Stated exercise >> Filter the entries that follow, copying every line in which the word "DELIVERY" appears.

────────────────

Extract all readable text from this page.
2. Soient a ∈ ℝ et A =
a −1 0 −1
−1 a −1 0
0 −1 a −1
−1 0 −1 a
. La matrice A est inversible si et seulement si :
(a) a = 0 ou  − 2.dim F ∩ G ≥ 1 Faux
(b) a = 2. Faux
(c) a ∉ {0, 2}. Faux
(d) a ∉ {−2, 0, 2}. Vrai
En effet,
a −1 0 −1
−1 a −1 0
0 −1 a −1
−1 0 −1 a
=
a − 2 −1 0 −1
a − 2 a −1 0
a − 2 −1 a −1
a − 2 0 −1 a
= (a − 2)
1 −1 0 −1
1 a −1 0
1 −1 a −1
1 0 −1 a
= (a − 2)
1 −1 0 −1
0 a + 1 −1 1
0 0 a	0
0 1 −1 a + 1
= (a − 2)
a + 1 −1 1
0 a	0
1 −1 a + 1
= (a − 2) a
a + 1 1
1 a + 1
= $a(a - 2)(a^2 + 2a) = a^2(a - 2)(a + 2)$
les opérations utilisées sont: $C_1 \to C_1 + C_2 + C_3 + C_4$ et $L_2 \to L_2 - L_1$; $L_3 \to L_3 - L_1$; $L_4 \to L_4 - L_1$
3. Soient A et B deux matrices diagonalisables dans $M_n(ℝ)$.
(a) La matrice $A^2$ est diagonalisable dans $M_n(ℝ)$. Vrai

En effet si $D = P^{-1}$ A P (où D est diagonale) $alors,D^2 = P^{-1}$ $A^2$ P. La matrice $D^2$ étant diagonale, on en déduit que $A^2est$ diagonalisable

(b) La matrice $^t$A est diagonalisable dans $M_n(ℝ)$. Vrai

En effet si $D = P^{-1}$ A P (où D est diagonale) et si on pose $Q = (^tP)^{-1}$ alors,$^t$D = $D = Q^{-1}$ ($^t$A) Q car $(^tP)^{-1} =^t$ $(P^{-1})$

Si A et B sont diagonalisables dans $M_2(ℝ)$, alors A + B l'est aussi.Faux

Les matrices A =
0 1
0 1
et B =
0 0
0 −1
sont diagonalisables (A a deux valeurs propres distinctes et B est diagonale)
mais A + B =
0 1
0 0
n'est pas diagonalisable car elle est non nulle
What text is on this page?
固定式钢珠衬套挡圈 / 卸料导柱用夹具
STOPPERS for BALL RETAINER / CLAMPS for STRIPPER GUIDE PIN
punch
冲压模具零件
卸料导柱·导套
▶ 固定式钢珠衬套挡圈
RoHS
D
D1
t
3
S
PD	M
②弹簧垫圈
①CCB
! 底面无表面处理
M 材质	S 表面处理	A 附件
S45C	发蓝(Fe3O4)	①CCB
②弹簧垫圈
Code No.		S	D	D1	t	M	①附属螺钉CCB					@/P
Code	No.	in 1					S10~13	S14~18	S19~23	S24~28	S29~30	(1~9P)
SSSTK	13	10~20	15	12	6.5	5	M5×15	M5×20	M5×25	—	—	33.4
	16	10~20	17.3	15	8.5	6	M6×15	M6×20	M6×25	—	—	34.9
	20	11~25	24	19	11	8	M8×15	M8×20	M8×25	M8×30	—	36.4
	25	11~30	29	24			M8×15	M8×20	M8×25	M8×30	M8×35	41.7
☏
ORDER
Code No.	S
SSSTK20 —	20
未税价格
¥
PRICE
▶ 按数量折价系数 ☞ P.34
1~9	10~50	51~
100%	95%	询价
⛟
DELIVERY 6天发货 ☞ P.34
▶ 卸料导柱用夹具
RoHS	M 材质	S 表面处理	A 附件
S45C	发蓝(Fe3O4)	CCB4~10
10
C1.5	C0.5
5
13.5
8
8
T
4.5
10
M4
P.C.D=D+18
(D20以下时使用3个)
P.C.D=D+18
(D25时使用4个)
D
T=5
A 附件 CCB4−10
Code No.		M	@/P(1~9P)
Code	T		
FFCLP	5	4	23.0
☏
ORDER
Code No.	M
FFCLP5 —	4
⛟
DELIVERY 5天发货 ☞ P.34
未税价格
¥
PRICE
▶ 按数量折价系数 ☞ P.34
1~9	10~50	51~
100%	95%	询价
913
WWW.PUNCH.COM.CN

────────────────

Exercise output >>
DELIVERY 6天发货 ☞ P.34
DELIVERY 5天发货 ☞ P.34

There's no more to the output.